Das Deutsche-Klima-Konsortium definiert die „Grundlast“ mal eben um.

Das Deutsche-Klima-Konsortium ist ein eingetragener Verein, der sich intensiv mit der Klimawandel, Energiewende und deren Umsetzung auf den verschiedensten Ebenen befasst. Seine Eigendarstellung lautet so:

Die deutsche Klimaforschung umfasst zahlreiche Facetten von der grundlagen- bis zur anwendungsorientierten Forschung. Das Deutsche Klima-Konsortium (DKK) repräsentiert die wesentlichen Akteure der deutschen Klima- und Klimafolgenforschung. Unter dem Leitmotiv ‚Forschung für Gesellschaft, Wirtschaft und Umwelt‘ führt das DKK renommierte Forschungseinrichtungen zusammen, die mit ihrer Arbeit dazu beitragen, klimatische Veränderungen zu erkennen und Handlungsmöglichkeiten der Vermeidung und Anpassung aufzuzeigen.

※

- Fragen zum Material -
1. Erläutere anhand des Auszugs über das Deutsche Klima-Konsortium in ein bis drei Sätzen, welchen Beitrag die im DKK zusammengeführten Forschungseinrichtungen laut Eigendarstellung mit ihrer Arbeit leisten.
2. Führe den Auszug über das Deutsche Klima-Konsortium im Anschluss an seinen letzten Satz weiter.
Die Zeilen stammen aus einer anderen Quelle als der Auszug.

- Inhalt des Datensatzes -

※

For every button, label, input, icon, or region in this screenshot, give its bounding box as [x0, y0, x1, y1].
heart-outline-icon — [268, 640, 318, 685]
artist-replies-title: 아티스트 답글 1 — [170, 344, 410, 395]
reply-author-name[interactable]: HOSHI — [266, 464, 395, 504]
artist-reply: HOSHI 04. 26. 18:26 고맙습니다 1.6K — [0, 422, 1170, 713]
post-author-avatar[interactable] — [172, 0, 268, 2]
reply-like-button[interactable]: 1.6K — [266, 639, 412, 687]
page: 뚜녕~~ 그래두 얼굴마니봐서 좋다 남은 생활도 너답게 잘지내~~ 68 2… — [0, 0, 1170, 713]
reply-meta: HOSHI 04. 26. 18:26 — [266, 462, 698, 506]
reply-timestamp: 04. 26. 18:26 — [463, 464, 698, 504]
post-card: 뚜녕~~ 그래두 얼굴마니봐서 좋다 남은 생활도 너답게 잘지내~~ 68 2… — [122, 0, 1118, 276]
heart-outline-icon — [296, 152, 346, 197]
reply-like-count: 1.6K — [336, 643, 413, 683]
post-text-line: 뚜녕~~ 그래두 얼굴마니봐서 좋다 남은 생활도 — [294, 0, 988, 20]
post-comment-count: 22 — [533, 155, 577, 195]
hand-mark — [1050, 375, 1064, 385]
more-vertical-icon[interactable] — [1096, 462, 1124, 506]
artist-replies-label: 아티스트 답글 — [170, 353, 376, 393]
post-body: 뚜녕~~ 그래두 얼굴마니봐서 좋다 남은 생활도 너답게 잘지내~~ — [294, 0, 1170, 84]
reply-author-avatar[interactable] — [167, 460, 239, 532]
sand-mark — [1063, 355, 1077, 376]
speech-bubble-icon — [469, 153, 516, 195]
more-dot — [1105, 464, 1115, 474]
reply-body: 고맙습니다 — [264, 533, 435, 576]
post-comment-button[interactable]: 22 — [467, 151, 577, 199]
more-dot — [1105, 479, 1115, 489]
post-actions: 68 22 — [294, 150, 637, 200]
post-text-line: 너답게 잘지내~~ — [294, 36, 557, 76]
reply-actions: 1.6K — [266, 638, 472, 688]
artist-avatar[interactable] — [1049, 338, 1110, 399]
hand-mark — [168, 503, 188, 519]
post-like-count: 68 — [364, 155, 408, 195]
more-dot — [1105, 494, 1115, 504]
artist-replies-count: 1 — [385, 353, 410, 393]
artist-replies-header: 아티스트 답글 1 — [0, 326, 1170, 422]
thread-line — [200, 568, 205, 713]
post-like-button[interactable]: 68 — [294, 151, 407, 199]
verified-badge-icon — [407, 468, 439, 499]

※

- Lösungen der Übung -
1. Laut Eigendarstellung tragen die im DKK zusammengeführten Forschungseinrichtungen mit ihrer Arbeit dazu bei, klimatische Veränderungen zu erkennen. Außerdem zeigen sie Handlungsmöglichkeiten zur Vermeidung und zur Anpassung auf.

2.
Im Zuge dieser vielfältigen, bestimmt gut gemeinten, und vor allem gut dotierten, Aktivitäten, hat sich das DKK auch dem, für diese Leute ganz urplötzlich aufpoppenden, Problem der sicheren Stromversorgung, angenommen. Dazu gehört die unbedingte Sicherstellung der Grundlast. Das ist die Leistung zur Erzeugung der Strommenge, die mindestens praktisch jederzeit benötigt wird. Und jedem mit mehr oder auch weniger Sachverstand ist auch sofort klar, dass die sog. Erneuerbaren, mit Ausnahme der Biomasse- und Wasserkraftwerke keine Grundlast können.